Set exercise
Lay out each line of the entries below as a JSON list of strings, one string per line, with blank lines left out.

··· The records

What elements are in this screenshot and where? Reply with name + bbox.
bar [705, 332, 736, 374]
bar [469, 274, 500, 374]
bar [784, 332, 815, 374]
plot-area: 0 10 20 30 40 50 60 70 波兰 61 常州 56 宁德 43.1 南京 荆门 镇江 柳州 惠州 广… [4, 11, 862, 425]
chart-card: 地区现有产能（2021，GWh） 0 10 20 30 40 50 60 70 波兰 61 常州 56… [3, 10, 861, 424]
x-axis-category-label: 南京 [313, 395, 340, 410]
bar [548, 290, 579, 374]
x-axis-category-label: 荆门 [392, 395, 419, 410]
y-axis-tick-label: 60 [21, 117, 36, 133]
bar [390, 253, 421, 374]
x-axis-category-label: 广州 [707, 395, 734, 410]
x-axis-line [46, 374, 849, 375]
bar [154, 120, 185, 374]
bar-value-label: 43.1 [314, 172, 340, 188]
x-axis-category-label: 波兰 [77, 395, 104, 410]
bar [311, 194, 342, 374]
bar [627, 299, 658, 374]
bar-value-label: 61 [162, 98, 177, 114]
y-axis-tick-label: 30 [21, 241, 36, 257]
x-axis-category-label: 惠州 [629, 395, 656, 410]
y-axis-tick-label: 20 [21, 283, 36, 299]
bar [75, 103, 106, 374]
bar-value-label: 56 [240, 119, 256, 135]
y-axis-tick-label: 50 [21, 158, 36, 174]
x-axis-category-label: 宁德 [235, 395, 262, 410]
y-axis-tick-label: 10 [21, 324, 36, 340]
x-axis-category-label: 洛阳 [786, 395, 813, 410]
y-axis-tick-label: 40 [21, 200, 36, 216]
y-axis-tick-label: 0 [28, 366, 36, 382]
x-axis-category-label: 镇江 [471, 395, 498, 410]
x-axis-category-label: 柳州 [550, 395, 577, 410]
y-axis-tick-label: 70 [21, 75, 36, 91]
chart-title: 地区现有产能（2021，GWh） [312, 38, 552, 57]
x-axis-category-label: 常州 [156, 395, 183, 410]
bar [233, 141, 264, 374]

······

Answer below
[
  "What elements are in this screenshot and where? Reply with name + bbox.",
  "bar [705, 332, 736, 374]",
  "bar [469, 274, 500, 374]",
  "bar [784, 332, 815, 374]",
  "plot-area: 0 10 20 30 40 50 60 70 波兰 61 常州 56 宁德 43.1 南京 荆门 镇江 柳州 惠州 广… [4, 11, 862, 425]",
  "chart-card: 地区现有产能（2021，GWh） 0 10 20 30 40 50 60 70 波兰 61 常州 56… [3, 10, 861, 424]",
  "x-axis-category-label: 南京 [313, 395, 340, 410]",
  "bar [548, 290, 579, 374]",
  "x-axis-category-label: 荆门 [392, 395, 419, 410]",
  "y-axis-tick-label: 60 [21, 117, 36, 133]",
  "bar [390, 253, 421, 374]",
  "x-axis-category-label: 广州 [707, 395, 734, 410]",
  "x-axis-line [46, 374, 849, 375]",
  "bar [154, 120, 185, 374]",
  "bar-value-label: 43.1 [314, 172, 340, 188]",
  "x-axis-category-label: 波兰 [77, 395, 104, 410]",
  "bar [311, 194, 342, 374]",
  "bar [627, 299, 658, 374]",
  "bar-value-label: 61 [162, 98, 177, 114]",
  "y-axis-tick-label: 30 [21, 241, 36, 257]",
  "x-axis-category-label: 惠州 [629, 395, 656, 410]",
  "y-axis-tick-label: 20 [21, 283, 36, 299]",
  "bar [75, 103, 106, 374]",
  "bar-value-label: 56 [240, 119, 256, 135]",
  "y-axis-tick-label: 50 [21, 158, 36, 174]",
  "x-axis-category-label: 宁德 [235, 395, 262, 410]",
  "y-axis-tick-label: 10 [21, 324, 36, 340]",
  "x-axis-category-label: 洛阳 [786, 395, 813, 410]",
  "y-axis-tick-label: 40 [21, 200, 36, 216]",
  "y-axis-tick-label: 0 [28, 366, 36, 382]",
  "x-axis-category-label: 镇江 [471, 395, 498, 410]",
  "x-axis-category-label: 柳州 [550, 395, 577, 410]",
  "y-axis-tick-label: 70 [21, 75, 36, 91]",
  "chart-title: 地区现有产能（2021，GWh） [312, 38, 552, 57]",
  "x-axis-category-label: 常州 [156, 395, 183, 410]",
  "bar [233, 141, 264, 374]"
]